[Records about charts and figures]
━━━━━━━━

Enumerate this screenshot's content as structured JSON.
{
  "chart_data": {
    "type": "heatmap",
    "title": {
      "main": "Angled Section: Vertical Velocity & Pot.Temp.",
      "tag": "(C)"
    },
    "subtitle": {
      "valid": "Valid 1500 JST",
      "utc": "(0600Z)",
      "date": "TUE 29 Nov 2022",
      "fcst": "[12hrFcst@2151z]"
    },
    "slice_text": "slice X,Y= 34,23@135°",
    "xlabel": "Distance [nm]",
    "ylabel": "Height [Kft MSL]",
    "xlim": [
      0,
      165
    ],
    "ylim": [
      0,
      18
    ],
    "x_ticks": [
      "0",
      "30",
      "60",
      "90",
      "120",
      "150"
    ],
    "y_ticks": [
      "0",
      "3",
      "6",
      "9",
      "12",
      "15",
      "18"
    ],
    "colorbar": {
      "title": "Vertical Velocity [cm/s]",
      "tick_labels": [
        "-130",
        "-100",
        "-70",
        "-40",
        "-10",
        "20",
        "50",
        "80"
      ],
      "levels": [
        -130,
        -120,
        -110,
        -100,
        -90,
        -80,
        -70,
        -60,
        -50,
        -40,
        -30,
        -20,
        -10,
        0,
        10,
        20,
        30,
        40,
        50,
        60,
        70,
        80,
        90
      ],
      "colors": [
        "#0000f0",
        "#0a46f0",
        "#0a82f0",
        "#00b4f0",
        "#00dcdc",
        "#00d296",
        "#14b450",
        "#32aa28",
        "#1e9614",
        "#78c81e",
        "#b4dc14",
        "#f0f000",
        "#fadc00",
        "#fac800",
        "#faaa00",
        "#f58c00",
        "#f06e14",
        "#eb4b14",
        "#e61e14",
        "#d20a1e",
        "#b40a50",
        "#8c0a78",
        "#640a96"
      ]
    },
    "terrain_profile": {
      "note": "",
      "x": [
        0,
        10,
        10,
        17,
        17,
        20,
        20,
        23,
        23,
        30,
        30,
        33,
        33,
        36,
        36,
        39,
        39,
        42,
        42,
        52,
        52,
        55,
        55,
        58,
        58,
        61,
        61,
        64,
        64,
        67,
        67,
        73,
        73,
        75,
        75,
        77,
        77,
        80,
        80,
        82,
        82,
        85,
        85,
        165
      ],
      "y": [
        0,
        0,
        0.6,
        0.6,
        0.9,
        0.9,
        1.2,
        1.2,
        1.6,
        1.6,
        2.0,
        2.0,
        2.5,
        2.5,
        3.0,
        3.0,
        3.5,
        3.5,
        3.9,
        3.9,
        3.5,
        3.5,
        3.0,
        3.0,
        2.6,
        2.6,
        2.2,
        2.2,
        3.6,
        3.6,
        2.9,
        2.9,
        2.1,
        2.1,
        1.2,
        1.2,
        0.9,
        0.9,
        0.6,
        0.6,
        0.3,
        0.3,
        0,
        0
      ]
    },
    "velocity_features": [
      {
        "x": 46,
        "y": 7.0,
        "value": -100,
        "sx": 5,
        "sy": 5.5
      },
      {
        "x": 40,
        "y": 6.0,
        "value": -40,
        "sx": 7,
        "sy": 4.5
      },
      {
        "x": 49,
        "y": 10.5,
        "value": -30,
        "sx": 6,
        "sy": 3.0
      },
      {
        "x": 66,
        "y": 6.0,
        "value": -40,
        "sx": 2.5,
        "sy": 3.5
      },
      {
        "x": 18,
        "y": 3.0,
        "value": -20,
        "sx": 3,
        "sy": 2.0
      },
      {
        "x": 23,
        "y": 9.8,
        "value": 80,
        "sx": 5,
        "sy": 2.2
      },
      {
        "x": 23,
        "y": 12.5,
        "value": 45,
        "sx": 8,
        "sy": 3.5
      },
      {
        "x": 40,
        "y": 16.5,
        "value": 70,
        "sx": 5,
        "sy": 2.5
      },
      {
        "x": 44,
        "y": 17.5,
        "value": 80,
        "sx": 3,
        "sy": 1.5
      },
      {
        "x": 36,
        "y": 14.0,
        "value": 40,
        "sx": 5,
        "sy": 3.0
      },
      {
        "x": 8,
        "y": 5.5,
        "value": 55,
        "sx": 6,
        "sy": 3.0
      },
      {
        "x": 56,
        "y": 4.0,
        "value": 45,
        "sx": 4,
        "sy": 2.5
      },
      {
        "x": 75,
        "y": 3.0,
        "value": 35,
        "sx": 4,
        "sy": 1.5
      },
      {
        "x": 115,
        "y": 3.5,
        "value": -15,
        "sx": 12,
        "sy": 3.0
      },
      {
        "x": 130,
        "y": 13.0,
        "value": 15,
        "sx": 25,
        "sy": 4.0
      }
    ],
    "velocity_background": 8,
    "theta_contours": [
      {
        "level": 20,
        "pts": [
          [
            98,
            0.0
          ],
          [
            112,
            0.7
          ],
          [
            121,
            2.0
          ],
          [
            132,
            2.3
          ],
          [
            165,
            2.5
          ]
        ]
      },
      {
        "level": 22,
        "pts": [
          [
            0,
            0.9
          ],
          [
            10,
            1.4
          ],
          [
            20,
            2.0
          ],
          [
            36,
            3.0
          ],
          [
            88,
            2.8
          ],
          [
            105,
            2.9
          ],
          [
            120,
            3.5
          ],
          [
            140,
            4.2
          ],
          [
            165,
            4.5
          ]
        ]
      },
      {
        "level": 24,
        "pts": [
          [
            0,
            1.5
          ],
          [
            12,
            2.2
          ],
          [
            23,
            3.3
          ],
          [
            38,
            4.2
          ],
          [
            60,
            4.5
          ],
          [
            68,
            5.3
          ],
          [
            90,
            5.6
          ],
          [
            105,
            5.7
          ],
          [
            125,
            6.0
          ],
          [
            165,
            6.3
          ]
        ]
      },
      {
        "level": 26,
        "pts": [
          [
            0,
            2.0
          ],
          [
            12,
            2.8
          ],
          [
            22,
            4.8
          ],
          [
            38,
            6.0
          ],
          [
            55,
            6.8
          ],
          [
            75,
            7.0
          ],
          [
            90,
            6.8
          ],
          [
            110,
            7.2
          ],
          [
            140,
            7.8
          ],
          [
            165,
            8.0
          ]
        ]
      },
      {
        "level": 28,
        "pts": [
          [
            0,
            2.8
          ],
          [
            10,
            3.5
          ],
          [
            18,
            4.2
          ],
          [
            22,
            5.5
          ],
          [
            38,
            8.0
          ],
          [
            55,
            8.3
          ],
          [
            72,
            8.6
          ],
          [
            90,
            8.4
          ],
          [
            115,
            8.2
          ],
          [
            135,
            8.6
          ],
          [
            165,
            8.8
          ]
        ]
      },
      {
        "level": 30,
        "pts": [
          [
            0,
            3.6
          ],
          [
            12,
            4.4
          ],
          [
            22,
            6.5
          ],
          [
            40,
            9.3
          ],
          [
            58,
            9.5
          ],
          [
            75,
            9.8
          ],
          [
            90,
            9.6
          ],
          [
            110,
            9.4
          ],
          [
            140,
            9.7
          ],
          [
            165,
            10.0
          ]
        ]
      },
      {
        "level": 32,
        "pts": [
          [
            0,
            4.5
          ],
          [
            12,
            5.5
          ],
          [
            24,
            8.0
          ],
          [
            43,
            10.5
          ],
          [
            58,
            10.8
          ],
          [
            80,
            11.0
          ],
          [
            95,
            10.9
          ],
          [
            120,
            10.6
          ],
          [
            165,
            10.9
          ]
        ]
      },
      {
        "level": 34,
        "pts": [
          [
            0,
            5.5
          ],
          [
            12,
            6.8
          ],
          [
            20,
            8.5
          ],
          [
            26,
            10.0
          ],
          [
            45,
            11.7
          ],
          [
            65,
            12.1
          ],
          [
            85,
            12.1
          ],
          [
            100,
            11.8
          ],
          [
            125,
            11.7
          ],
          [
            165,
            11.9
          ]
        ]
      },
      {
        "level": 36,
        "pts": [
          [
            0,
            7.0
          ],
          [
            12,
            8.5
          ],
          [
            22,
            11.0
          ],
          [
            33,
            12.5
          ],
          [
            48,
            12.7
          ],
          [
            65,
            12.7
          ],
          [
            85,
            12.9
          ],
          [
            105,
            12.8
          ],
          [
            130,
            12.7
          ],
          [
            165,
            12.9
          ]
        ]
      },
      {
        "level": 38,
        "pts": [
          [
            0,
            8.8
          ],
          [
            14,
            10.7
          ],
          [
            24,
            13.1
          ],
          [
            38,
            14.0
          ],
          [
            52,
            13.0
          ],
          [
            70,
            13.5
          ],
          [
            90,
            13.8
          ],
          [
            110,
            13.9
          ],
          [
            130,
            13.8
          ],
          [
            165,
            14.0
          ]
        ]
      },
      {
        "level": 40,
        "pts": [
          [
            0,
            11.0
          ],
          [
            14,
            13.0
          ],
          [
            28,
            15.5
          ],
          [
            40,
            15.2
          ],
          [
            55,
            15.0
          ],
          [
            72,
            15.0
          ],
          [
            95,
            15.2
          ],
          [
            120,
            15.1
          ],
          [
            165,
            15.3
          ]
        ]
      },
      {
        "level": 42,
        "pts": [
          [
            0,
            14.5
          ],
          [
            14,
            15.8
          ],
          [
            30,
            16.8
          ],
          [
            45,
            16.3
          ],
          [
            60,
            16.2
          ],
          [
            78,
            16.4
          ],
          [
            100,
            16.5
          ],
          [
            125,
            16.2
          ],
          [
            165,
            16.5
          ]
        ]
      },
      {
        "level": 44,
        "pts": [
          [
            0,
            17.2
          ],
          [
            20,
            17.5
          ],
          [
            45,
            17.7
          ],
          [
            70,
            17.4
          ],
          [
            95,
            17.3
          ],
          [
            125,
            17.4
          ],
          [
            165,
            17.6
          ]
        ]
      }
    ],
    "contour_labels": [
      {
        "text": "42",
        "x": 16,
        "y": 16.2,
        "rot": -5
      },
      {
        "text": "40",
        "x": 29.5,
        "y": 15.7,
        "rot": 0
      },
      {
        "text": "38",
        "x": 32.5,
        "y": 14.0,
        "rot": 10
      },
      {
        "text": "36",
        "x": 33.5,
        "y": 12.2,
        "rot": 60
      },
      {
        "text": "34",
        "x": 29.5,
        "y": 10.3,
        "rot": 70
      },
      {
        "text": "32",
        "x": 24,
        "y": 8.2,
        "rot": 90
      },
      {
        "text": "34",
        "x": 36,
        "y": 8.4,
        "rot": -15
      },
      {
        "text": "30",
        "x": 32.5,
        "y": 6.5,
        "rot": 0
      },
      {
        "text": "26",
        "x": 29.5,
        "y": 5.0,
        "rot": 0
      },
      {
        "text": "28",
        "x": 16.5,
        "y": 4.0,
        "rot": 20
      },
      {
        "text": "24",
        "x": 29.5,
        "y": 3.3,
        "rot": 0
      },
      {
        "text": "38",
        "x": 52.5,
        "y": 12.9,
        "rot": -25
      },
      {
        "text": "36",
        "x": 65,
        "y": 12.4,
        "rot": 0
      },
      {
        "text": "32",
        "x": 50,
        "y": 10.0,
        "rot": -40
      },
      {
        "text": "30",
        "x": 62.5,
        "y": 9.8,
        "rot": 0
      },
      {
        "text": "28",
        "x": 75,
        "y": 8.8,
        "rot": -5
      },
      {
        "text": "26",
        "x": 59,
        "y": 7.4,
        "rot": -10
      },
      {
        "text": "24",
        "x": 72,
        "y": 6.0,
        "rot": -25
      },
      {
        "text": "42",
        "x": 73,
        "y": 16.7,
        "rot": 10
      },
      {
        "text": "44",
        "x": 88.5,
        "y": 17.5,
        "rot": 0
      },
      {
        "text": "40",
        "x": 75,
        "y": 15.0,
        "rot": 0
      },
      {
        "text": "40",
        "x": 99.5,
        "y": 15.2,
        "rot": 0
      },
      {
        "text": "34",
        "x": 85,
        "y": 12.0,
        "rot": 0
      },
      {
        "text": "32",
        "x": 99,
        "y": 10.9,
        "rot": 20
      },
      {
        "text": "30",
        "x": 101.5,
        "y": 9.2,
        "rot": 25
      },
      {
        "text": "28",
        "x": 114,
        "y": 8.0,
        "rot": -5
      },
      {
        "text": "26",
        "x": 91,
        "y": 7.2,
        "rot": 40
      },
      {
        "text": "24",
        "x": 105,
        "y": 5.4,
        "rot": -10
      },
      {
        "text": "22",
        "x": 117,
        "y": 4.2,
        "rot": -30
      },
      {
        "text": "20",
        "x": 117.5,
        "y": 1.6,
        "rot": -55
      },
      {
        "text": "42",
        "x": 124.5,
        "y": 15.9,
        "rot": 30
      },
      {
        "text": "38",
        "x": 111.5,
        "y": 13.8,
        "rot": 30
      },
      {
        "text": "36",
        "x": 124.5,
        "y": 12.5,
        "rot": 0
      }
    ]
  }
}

━━━━━━━━

> [Work to do]
Pick out the lines containing the string "Vertical".

> [Task result]
      "main": "Angled Section: Vertical Velocity & Pot.Temp.",
      "title": "Vertical Velocity [cm/s]",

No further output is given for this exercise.